■ **The request**: Write out each line exactly as it stands, please.

■ **Records for processing**:
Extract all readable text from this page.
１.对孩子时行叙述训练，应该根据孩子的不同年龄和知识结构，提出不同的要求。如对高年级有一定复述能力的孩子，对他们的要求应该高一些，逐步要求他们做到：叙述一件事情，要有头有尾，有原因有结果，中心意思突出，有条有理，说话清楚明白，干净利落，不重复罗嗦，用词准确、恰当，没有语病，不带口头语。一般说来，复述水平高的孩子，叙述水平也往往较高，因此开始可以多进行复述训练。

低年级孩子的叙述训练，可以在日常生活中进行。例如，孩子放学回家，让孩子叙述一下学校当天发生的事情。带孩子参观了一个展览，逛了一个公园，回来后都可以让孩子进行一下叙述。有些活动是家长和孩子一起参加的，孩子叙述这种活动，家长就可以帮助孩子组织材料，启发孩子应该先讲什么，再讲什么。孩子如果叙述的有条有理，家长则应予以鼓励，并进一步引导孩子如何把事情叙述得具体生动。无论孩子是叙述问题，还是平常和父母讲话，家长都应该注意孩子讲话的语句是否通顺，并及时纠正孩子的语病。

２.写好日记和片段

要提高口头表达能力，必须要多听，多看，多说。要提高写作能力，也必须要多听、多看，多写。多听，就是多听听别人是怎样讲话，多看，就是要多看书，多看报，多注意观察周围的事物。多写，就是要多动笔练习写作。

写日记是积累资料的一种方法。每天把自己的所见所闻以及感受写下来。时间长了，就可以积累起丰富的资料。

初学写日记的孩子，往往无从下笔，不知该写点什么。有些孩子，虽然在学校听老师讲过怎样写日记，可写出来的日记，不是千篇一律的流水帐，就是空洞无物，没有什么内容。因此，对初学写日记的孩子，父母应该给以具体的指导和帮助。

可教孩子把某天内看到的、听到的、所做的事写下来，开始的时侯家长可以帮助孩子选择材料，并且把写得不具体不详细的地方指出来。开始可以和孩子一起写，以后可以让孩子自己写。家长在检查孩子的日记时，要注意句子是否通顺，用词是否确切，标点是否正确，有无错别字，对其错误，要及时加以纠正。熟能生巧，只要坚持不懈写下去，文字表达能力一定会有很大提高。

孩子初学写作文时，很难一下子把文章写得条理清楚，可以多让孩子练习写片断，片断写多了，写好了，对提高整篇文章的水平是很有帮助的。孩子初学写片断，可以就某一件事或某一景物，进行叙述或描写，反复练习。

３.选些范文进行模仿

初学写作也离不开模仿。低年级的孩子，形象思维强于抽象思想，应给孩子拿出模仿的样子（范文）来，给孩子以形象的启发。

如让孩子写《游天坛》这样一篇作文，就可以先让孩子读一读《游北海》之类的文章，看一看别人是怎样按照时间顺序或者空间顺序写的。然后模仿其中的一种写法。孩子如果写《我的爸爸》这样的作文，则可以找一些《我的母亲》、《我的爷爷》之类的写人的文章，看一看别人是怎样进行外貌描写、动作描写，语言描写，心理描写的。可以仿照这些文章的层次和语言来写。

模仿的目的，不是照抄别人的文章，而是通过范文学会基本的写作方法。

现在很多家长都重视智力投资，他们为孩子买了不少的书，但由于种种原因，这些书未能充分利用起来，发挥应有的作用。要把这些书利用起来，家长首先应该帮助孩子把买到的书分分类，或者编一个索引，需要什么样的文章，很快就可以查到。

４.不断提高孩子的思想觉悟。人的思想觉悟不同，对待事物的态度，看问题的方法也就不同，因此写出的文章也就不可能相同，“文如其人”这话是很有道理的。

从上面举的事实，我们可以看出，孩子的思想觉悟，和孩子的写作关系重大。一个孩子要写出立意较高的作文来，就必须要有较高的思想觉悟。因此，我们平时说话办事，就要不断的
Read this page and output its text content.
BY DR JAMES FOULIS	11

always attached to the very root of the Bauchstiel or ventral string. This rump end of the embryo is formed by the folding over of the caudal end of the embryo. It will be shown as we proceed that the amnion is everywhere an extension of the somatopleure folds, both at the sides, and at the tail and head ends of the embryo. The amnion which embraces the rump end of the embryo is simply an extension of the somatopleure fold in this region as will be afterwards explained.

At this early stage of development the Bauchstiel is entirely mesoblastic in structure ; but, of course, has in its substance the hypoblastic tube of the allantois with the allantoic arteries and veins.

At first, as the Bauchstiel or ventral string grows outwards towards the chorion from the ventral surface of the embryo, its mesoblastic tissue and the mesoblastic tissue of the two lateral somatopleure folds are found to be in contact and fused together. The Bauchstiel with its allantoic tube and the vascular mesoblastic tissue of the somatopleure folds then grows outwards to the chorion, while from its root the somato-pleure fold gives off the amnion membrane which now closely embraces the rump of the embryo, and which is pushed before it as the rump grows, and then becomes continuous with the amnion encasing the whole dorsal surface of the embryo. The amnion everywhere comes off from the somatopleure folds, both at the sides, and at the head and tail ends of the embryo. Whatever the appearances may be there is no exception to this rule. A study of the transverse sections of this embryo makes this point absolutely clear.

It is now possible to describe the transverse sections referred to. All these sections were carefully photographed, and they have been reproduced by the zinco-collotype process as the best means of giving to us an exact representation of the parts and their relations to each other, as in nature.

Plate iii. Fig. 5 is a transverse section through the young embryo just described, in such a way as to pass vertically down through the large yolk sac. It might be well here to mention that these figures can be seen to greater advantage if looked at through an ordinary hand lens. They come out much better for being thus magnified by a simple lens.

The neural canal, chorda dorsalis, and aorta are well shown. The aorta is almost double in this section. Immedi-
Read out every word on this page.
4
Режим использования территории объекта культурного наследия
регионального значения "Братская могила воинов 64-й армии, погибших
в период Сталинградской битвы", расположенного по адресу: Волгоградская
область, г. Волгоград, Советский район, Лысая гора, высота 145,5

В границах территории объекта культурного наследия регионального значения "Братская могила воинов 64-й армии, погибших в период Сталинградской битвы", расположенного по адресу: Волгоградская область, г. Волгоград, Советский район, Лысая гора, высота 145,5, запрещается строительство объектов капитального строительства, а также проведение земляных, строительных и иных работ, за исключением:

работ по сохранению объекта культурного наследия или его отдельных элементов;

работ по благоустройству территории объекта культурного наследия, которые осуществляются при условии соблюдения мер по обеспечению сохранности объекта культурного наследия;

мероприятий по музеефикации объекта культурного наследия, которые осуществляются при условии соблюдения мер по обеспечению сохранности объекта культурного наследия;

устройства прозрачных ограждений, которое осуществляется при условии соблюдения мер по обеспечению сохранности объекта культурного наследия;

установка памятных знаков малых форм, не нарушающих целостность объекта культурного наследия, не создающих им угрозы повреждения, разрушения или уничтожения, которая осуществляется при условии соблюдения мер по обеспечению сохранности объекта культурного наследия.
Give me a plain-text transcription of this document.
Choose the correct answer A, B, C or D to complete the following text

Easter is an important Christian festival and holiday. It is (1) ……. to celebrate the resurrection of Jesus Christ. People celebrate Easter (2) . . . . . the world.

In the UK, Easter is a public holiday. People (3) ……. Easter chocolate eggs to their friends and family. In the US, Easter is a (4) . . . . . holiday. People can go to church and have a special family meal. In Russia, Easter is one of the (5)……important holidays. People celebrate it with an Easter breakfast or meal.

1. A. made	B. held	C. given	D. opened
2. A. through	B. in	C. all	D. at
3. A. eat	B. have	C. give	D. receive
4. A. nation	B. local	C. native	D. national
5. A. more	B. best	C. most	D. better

■ **Output below**:
Extract all readable text from this page.
１.对孩子时行叙述训练，应该根据孩子的不同年龄和知识结构，提出不同的要求。如对高年级有一定复述能力的孩子，对他们的要求应该高一些，逐步要求他们做到：叙述一件事情，要有头有尾，有原因有结果，中心意思突出，有条有理，说话清楚明白，干净利落，不重复罗嗦，用词准确、恰当，没有语病，不带口头语。一般说来，复述水平高的孩子，叙述水平也往往较高，因此开始可以多进行复述训练。

低年级孩子的叙述训练，可以在日常生活中进行。例如，孩子放学回家，让孩子叙述一下学校当天发生的事情。带孩子参观了一个展览，逛了一个公园，回来后都可以让孩子进行一下叙述。有些活动是家长和孩子一起参加的，孩子叙述这种活动，家长就可以帮助孩子组织材料，启发孩子应该先讲什么，再讲什么。孩子如果叙述的有条有理，家长则应予以鼓励，并进一步引导孩子如何把事情叙述得具体生动。无论孩子是叙述问题，还是平常和父母讲话，家长都应该注意孩子讲话的语句是否通顺，并及时纠正孩子的语病。

２.写好日记和片段

要提高口头表达能力，必须要多听，多看，多说。要提高写作能力，也必须要多听、多看，多写。多听，就是多听听别人是怎样讲话，多看，就是要多看书，多看报，多注意观察周围的事物。多写，就是要多动笔练习写作。

写日记是积累资料的一种方法。每天把自己的所见所闻以及感受写下来。时间长了，就可以积累起丰富的资料。

初学写日记的孩子，往往无从下笔，不知该写点什么。有些孩子，虽然在学校听老师讲过怎样写日记，可写出来的日记，不是千篇一律的流水帐，就是空洞无物，没有什么内容。因此，对初学写日记的孩子，父母应该给以具体的指导和帮助。

可教孩子把某天内看到的、听到的、所做的事写下来，开始的时侯家长可以帮助孩子选择材料，并且把写得不具体不详细的地方指出来。开始可以和孩子一起写，以后可以让孩子自己写。家长在检查孩子的日记时，要注意句子是否通顺，用词是否确切，标点是否正确，有无错别字，对其错误，要及时加以纠正。熟能生巧，只要坚持不懈写下去，文字表达能力一定会有很大提高。

孩子初学写作文时，很难一下子把文章写得条理清楚，可以多让孩子练习写片断，片断写多了，写好了，对提高整篇文章的水平是很有帮助的。孩子初学写片断，可以就某一件事或某一景物，进行叙述或描写，反复练习。

３.选些范文进行模仿

初学写作也离不开模仿。低年级的孩子，形象思维强于抽象思想，应给孩子拿出模仿的样子（范文）来，给孩子以形象的启发。

如让孩子写《游天坛》这样一篇作文，就可以先让孩子读一读《游北海》之类的文章，看一看别人是怎样按照时间顺序或者空间顺序写的。然后模仿其中的一种写法。孩子如果写《我的爸爸》这样的作文，则可以找一些《我的母亲》、《我的爷爷》之类的写人的文章，看一看别人是怎样进行外貌描写、动作描写，语言描写，心理描写的。可以仿照这些文章的层次和语言来写。

模仿的目的，不是照抄别人的文章，而是通过范文学会基本的写作方法。

现在很多家长都重视智力投资，他们为孩子买了不少的书，但由于种种原因，这些书未能充分利用起来，发挥应有的作用。要把这些书利用起来，家长首先应该帮助孩子把买到的书分分类，或者编一个索引，需要什么样的文章，很快就可以查到。

４.不断提高孩子的思想觉悟。人的思想觉悟不同，对待事物的态度，看问题的方法也就不同，因此写出的文章也就不可能相同，“文如其人”这话是很有道理的。

从上面举的事实，我们可以看出，孩子的思想觉悟，和孩子的写作关系重大。一个孩子要写出立意较高的作文来，就必须要有较高的思想觉悟。因此，我们平时说话办事，就要不断的
Read this page and output its text content.
BY DR JAMES FOULIS	11

always attached to the very root of the Bauchstiel or ventral string. This rump end of the embryo is formed by the folding over of the caudal end of the embryo. It will be shown as we proceed that the amnion is everywhere an extension of the somatopleure folds, both at the sides, and at the tail and head ends of the embryo. The amnion which embraces the rump end of the embryo is simply an extension of the somatopleure fold in this region as will be afterwards explained.

At this early stage of development the Bauchstiel is entirely mesoblastic in structure ; but, of course, has in its substance the hypoblastic tube of the allantois with the allantoic arteries and veins.

At first, as the Bauchstiel or ventral string grows outwards towards the chorion from the ventral surface of the embryo, its mesoblastic tissue and the mesoblastic tissue of the two lateral somatopleure folds are found to be in contact and fused together. The Bauchstiel with its allantoic tube and the vascular mesoblastic tissue of the somatopleure folds then grows outwards to the chorion, while from its root the somato-pleure fold gives off the amnion membrane which now closely embraces the rump of the embryo, and which is pushed before it as the rump grows, and then becomes continuous with the amnion encasing the whole dorsal surface of the embryo. The amnion everywhere comes off from the somatopleure folds, both at the sides, and at the head and tail ends of the embryo. Whatever the appearances may be there is no exception to this rule. A study of the transverse sections of this embryo makes this point absolutely clear.

It is now possible to describe the transverse sections referred to. All these sections were carefully photographed, and they have been reproduced by the zinco-collotype process as the best means of giving to us an exact representation of the parts and their relations to each other, as in nature.

Plate iii. Fig. 5 is a transverse section through the young embryo just described, in such a way as to pass vertically down through the large yolk sac. It might be well here to mention that these figures can be seen to greater advantage if looked at through an ordinary hand lens. They come out much better for being thus magnified by a simple lens.

The neural canal, chorda dorsalis, and aorta are well shown. The aorta is almost double in this section. Immedi-
Read out every word on this page.
4
Режим использования территории объекта культурного наследия
регионального значения "Братская могила воинов 64-й армии, погибших
в период Сталинградской битвы", расположенного по адресу: Волгоградская
область, г. Волгоград, Советский район, Лысая гора, высота 145,5

В границах территории объекта культурного наследия регионального значения "Братская могила воинов 64-й армии, погибших в период Сталинградской битвы", расположенного по адресу: Волгоградская область, г. Волгоград, Советский район, Лысая гора, высота 145,5, запрещается строительство объектов капитального строительства, а также проведение земляных, строительных и иных работ, за исключением:

работ по сохранению объекта культурного наследия или его отдельных элементов;

работ по благоустройству территории объекта культурного наследия, которые осуществляются при условии соблюдения мер по обеспечению сохранности объекта культурного наследия;

мероприятий по музеефикации объекта культурного наследия, которые осуществляются при условии соблюдения мер по обеспечению сохранности объекта культурного наследия;

устройства прозрачных ограждений, которое осуществляется при условии соблюдения мер по обеспечению сохранности объекта культурного наследия;

установка памятных знаков малых форм, не нарушающих целостность объекта культурного наследия, не создающих им угрозы повреждения, разрушения или уничтожения, которая осуществляется при условии соблюдения мер по обеспечению сохранности объекта культурного наследия.
Give me a plain-text transcription of this document.
Choose the correct answer A, B, C or D to complete the following text

Easter is an important Christian festival and holiday. It is (1) ……. to celebrate the resurrection of Jesus Christ. People celebrate Easter (2) . . . . . the world.

In the UK, Easter is a public holiday. People (3) ……. Easter chocolate eggs to their friends and family. In the US, Easter is a (4) . . . . . holiday. People can go to church and have a special family meal. In Russia, Easter is one of the (5)……important holidays. People celebrate it with an Easter breakfast or meal.

1. A. made	B. held	C. given	D. opened
2. A. through	B. in	C. all	D. at
3. A. eat	B. have	C. give	D. receive
4. A. nation	B. local	C. native	D. national
5. A. more	B. best	C. most	D. better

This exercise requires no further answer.